Saved data entries
--- Begin ---

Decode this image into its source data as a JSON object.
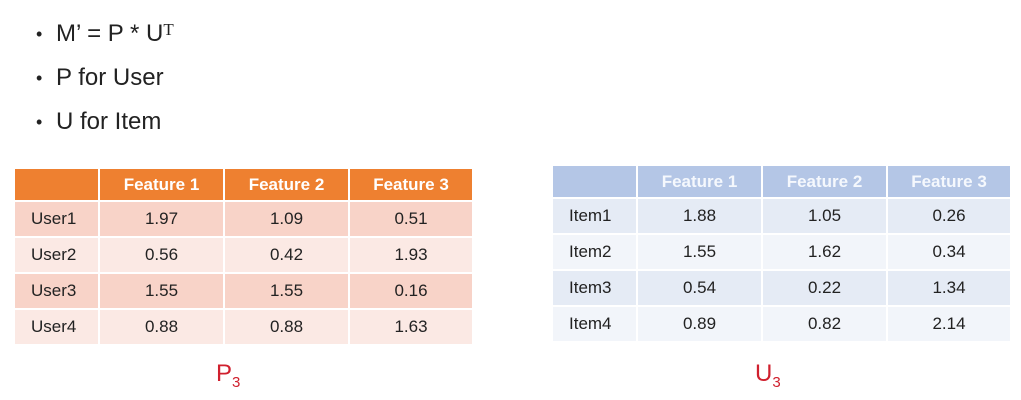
{
  "bullets": [
    {
      "text": "M’ = P * U",
      "sup": "T"
    },
    {
      "text": "P for User"
    },
    {
      "text": "U for Item"
    }
  ],
  "p_table": {
    "headers": [
      "",
      "Feature 1",
      "Feature 2",
      "Feature 3"
    ],
    "rows": [
      [
        "User1",
        "1.97",
        "1.09",
        "0.51"
      ],
      [
        "User2",
        "0.56",
        "0.42",
        "1.93"
      ],
      [
        "User3",
        "1.55",
        "1.55",
        "0.16"
      ],
      [
        "User4",
        "0.88",
        "0.88",
        "1.63"
      ]
    ],
    "caption": "P",
    "caption_sub": "3"
  },
  "u_table": {
    "headers": [
      "",
      "Feature 1",
      "Feature 2",
      "Feature 3"
    ],
    "rows": [
      [
        "Item1",
        "1.88",
        "1.05",
        "0.26"
      ],
      [
        "Item2",
        "1.55",
        "1.62",
        "0.34"
      ],
      [
        "Item3",
        "0.54",
        "0.22",
        "1.34"
      ],
      [
        "Item4",
        "0.89",
        "0.82",
        "2.14"
      ]
    ],
    "caption": "U",
    "caption_sub": "3"
  }
}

--- End ---

→ **STATED TASK**
Except for the pictures, copy every line of the records above exactly.

→ **FULL SOLUTION**
Decode this image into its source data as a JSON object.
{
  "bullets": [
    {
      "text": "M’ = P * U",
      "sup": "T"
    },
    {
      "text": "P for User"
    },
    {
      "text": "U for Item"
    }
  ],
  "p_table": {
    "headers": [
      "",
      "Feature 1",
      "Feature 2",
      "Feature 3"
    ],
    "rows": [
      [
        "User1",
        "1.97",
        "1.09",
        "0.51"
      ],
      [
        "User2",
        "0.56",
        "0.42",
        "1.93"
      ],
      [
        "User3",
        "1.55",
        "1.55",
        "0.16"
      ],
      [
        "User4",
        "0.88",
        "0.88",
        "1.63"
      ]
    ],
    "caption": "P",
    "caption_sub": "3"
  },
  "u_table": {
    "headers": [
      "",
      "Feature 1",
      "Feature 2",
      "Feature 3"
    ],
    "rows": [
      [
        "Item1",
        "1.88",
        "1.05",
        "0.26"
      ],
      [
        "Item2",
        "1.55",
        "1.62",
        "0.34"
      ],
      [
        "Item3",
        "0.54",
        "0.22",
        "1.34"
      ],
      [
        "Item4",
        "0.89",
        "0.82",
        "2.14"
      ]
    ],
    "caption": "U",
    "caption_sub": "3"
  }
}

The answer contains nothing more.